### Given exercise
Render the lines from the one containing "Enumerate the UI" up to and including the one containing "inheritance-diagram: [42, 50, 978, 695]" as a Markdown table with the columns Row and Line text. Number each line in the Row column, omit blank lines, and leave the pictures out.

### Task material
<<<<

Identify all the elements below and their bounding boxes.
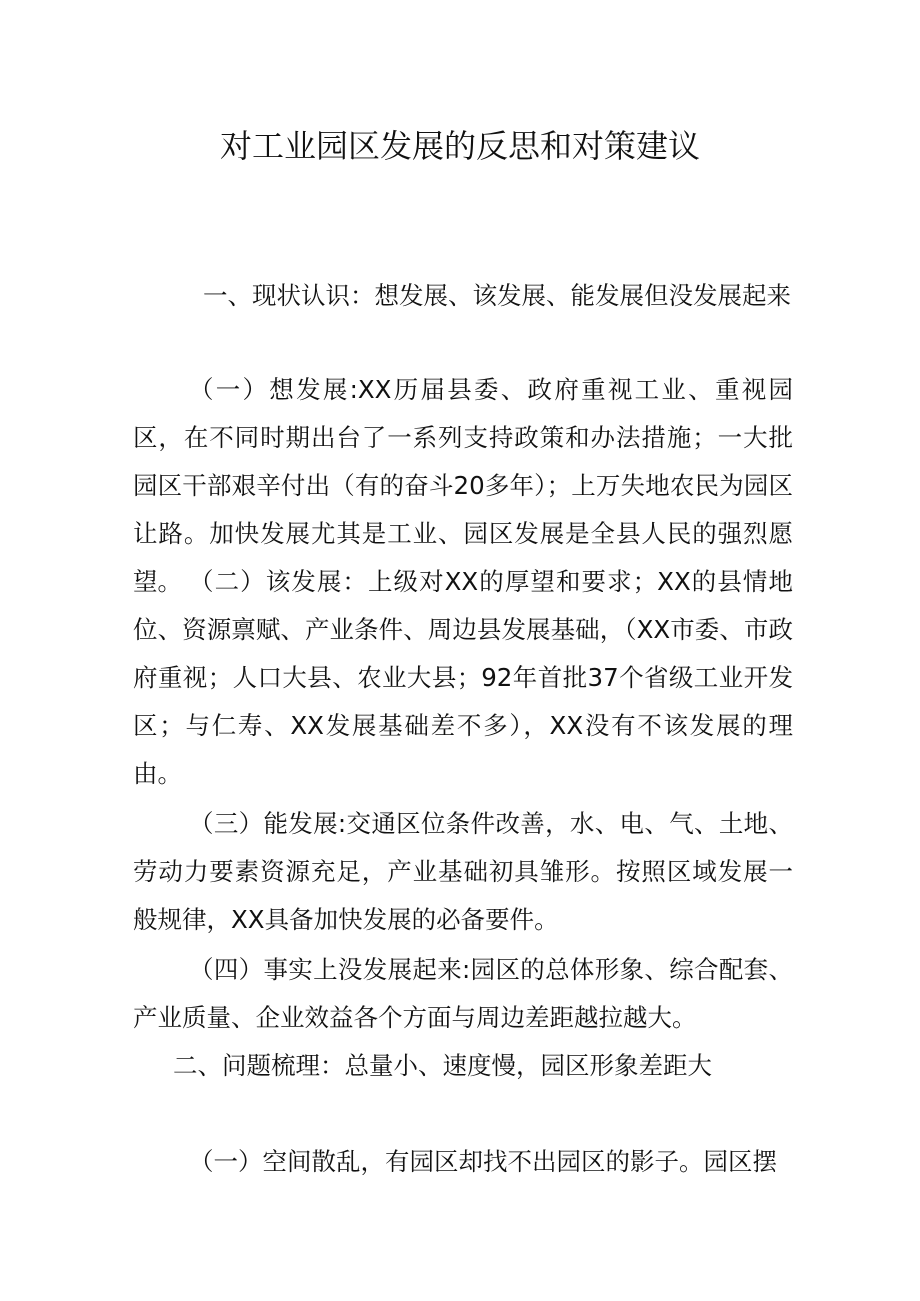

>>>>
<<<<

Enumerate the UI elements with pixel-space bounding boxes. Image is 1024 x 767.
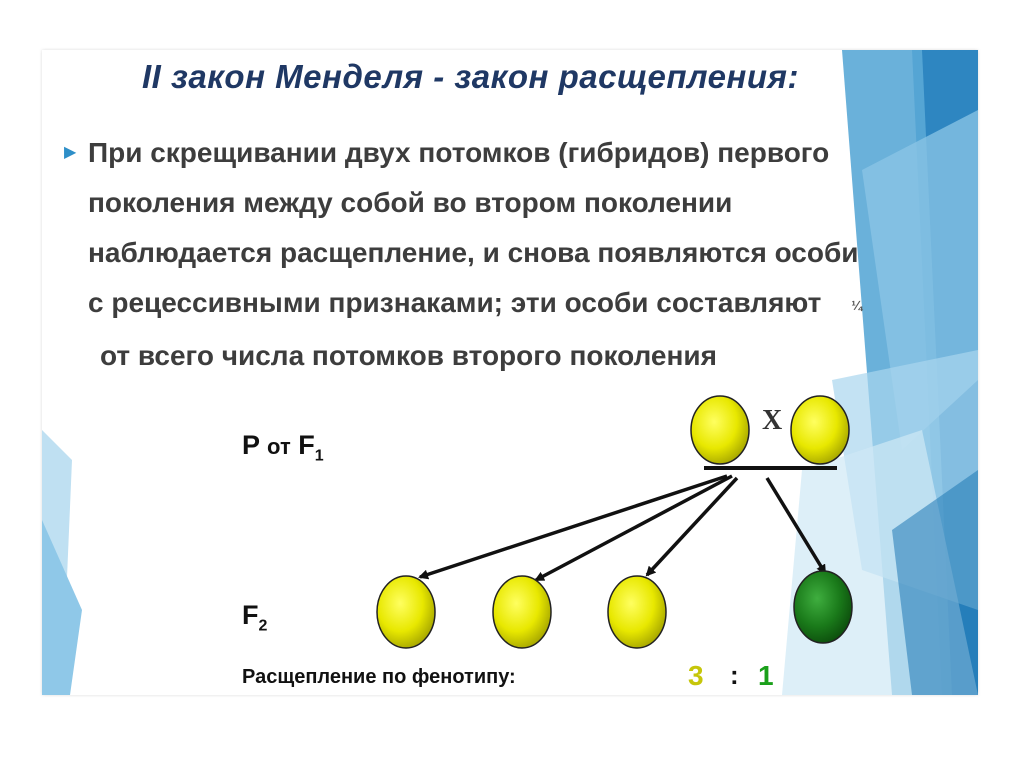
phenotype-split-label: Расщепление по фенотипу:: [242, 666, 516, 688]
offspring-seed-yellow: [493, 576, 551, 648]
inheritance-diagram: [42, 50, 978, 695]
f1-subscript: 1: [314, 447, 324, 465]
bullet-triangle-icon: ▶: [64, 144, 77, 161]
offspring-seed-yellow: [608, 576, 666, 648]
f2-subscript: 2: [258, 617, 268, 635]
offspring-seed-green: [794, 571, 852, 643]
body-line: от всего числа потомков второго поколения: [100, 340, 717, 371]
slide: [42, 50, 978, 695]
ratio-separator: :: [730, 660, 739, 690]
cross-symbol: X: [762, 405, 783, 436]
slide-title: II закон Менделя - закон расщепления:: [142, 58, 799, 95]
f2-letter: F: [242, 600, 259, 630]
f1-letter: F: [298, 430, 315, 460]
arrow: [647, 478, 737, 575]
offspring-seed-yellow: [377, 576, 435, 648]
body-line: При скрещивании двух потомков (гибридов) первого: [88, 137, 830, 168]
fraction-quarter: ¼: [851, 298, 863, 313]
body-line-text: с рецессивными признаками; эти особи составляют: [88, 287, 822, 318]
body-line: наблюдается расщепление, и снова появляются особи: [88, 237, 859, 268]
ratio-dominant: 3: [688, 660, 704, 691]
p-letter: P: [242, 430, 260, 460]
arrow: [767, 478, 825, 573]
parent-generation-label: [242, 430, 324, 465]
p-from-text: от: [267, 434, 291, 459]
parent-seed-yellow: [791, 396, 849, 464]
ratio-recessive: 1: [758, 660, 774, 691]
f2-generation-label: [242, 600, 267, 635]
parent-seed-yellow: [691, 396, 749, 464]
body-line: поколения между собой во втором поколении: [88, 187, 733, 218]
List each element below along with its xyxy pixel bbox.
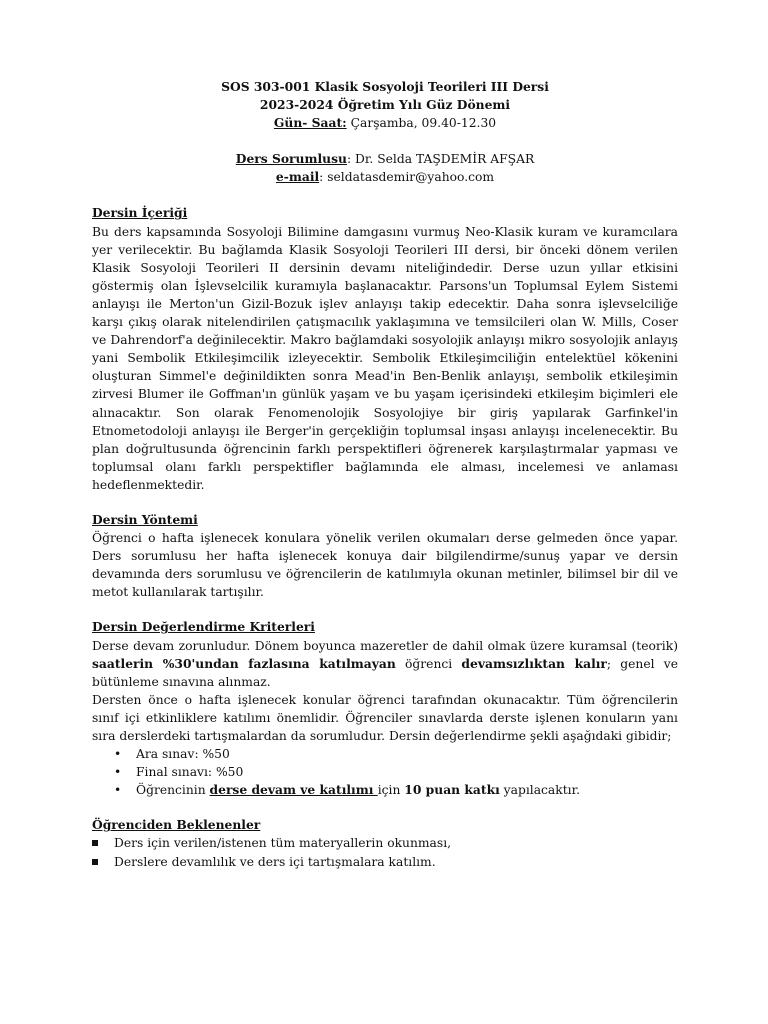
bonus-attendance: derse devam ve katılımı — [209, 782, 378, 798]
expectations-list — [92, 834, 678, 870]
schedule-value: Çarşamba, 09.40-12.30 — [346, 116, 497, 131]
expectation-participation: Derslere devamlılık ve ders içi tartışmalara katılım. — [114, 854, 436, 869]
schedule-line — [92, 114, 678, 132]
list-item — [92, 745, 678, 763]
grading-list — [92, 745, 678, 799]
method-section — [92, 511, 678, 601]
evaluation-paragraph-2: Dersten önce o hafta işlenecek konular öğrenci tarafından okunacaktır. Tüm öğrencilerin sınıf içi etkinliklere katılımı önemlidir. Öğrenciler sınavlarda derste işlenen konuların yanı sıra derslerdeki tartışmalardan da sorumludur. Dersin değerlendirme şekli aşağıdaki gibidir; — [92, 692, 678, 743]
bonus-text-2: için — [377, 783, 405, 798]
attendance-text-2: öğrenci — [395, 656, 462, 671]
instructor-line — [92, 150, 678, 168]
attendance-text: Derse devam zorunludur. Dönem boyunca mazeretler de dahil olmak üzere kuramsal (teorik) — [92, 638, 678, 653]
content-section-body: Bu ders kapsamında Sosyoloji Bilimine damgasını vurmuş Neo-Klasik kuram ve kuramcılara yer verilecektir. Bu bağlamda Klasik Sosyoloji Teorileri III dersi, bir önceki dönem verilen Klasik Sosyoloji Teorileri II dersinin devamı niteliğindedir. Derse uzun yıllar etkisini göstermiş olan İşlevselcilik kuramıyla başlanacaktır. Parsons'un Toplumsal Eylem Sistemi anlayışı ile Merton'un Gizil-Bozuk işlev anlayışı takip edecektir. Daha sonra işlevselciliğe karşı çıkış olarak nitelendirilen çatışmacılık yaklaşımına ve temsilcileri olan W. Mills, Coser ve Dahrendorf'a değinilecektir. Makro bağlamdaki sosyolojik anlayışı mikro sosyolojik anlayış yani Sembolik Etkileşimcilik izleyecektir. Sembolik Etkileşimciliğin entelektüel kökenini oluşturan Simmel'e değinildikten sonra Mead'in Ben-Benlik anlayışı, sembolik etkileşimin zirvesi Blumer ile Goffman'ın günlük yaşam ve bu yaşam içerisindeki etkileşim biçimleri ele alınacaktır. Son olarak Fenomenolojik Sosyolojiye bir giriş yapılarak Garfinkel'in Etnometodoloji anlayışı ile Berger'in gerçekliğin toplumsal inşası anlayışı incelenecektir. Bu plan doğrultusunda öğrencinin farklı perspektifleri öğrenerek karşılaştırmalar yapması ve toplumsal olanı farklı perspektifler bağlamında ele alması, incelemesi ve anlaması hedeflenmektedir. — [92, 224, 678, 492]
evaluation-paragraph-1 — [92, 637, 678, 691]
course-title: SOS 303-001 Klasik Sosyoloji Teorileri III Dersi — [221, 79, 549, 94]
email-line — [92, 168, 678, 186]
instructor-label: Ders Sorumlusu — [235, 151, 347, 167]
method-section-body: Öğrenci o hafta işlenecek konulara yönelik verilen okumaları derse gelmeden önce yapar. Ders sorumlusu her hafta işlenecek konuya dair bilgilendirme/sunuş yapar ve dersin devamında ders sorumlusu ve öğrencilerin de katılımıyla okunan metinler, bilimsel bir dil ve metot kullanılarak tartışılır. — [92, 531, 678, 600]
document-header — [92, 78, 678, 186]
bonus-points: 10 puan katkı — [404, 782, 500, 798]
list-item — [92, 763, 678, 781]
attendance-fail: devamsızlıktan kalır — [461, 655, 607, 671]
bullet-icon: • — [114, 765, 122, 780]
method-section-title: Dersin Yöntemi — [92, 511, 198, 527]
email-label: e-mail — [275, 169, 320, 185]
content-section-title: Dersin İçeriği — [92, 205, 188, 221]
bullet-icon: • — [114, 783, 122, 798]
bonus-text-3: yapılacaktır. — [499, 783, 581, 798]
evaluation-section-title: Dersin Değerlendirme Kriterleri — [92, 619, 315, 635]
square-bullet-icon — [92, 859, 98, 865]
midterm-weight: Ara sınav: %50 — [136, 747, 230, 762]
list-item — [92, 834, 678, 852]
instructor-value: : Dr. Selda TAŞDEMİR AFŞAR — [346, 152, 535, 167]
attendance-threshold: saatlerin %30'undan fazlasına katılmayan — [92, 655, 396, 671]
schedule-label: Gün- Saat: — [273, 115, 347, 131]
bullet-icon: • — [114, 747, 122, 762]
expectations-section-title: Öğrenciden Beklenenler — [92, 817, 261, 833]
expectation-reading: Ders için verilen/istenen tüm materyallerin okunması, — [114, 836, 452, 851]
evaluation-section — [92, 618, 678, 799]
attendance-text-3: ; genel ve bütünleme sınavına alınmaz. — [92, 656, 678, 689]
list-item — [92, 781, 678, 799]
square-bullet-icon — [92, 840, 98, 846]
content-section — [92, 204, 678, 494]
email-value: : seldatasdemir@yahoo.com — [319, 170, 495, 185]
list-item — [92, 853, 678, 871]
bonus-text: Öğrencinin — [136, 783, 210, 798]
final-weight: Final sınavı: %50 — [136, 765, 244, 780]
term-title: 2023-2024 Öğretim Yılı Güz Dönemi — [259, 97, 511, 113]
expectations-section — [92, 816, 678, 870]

>>>>

### Solution to this problem
| Row | Line text |
|---|---|
| 1 | Enumerate the UI elements with pixel-space bounding boxes. Image is 1024 x 767. |
| 2 | phenotype-split-label: Расщепление по фенотипу:: [242, 666, 516, 688] |
| 3 | offspring-seed-yellow: [493, 576, 551, 648] |
| 4 | inheritance-diagram: [42, 50, 978, 695] |